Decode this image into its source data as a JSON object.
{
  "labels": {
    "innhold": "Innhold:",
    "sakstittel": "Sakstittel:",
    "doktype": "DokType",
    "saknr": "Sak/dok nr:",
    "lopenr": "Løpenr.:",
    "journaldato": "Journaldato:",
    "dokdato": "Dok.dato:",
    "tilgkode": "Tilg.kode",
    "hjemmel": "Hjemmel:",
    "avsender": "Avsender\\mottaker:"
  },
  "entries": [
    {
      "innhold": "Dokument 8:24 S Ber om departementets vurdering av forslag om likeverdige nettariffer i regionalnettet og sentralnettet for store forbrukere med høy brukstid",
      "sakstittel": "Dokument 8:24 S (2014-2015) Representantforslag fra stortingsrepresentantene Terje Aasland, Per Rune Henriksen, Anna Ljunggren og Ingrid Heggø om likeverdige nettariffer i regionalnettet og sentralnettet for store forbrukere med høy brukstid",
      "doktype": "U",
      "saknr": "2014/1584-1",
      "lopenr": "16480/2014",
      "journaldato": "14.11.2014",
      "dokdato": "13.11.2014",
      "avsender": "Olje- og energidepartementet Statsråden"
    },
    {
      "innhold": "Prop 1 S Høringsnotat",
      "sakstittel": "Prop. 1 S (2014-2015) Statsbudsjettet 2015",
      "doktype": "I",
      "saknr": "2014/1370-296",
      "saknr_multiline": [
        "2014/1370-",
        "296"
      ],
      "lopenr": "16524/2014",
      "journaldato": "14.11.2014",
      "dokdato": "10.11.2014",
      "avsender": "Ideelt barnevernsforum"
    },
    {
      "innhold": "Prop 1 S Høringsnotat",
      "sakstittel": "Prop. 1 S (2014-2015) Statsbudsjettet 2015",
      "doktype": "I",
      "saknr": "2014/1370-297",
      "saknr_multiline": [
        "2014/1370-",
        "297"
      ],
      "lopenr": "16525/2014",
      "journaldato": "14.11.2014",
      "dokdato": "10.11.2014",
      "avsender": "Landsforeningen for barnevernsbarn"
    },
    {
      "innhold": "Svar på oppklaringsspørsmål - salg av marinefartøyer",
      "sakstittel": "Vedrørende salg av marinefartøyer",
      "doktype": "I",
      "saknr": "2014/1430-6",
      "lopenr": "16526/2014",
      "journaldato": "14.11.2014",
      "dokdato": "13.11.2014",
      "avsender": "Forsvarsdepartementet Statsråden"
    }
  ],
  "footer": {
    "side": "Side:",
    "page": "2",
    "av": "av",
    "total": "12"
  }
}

════════

▸ PROBLEM DESCRIPTION
Write out every record shown above, word for word.

▸ ANSWER BELOW
Decode this image into its source data as a JSON object.
{
  "labels": {
    "innhold": "Innhold:",
    "sakstittel": "Sakstittel:",
    "doktype": "DokType",
    "saknr": "Sak/dok nr:",
    "lopenr": "Løpenr.:",
    "journaldato": "Journaldato:",
    "dokdato": "Dok.dato:",
    "tilgkode": "Tilg.kode",
    "hjemmel": "Hjemmel:",
    "avsender": "Avsender\\mottaker:"
  },
  "entries": [
    {
      "innhold": "Dokument 8:24 S Ber om departementets vurdering av forslag om likeverdige nettariffer i regionalnettet og sentralnettet for store forbrukere med høy brukstid",
      "sakstittel": "Dokument 8:24 S (2014-2015) Representantforslag fra stortingsrepresentantene Terje Aasland, Per Rune Henriksen, Anna Ljunggren og Ingrid Heggø om likeverdige nettariffer i regionalnettet og sentralnettet for store forbrukere med høy brukstid",
      "doktype": "U",
      "saknr": "2014/1584-1",
      "lopenr": "16480/2014",
      "journaldato": "14.11.2014",
      "dokdato": "13.11.2014",
      "avsender": "Olje- og energidepartementet Statsråden"
    },
    {
      "innhold": "Prop 1 S Høringsnotat",
      "sakstittel": "Prop. 1 S (2014-2015) Statsbudsjettet 2015",
      "doktype": "I",
      "saknr": "2014/1370-296",
      "saknr_multiline": [
        "2014/1370-",
        "296"
      ],
      "lopenr": "16524/2014",
      "journaldato": "14.11.2014",
      "dokdato": "10.11.2014",
      "avsender": "Ideelt barnevernsforum"
    },
    {
      "innhold": "Prop 1 S Høringsnotat",
      "sakstittel": "Prop. 1 S (2014-2015) Statsbudsjettet 2015",
      "doktype": "I",
      "saknr": "2014/1370-297",
      "saknr_multiline": [
        "2014/1370-",
        "297"
      ],
      "lopenr": "16525/2014",
      "journaldato": "14.11.2014",
      "dokdato": "10.11.2014",
      "avsender": "Landsforeningen for barnevernsbarn"
    },
    {
      "innhold": "Svar på oppklaringsspørsmål - salg av marinefartøyer",
      "sakstittel": "Vedrørende salg av marinefartøyer",
      "doktype": "I",
      "saknr": "2014/1430-6",
      "lopenr": "16526/2014",
      "journaldato": "14.11.2014",
      "dokdato": "13.11.2014",
      "avsender": "Forsvarsdepartementet Statsråden"
    }
  ],
  "footer": {
    "side": "Side:",
    "page": "2",
    "av": "av",
    "total": "12"
  }
}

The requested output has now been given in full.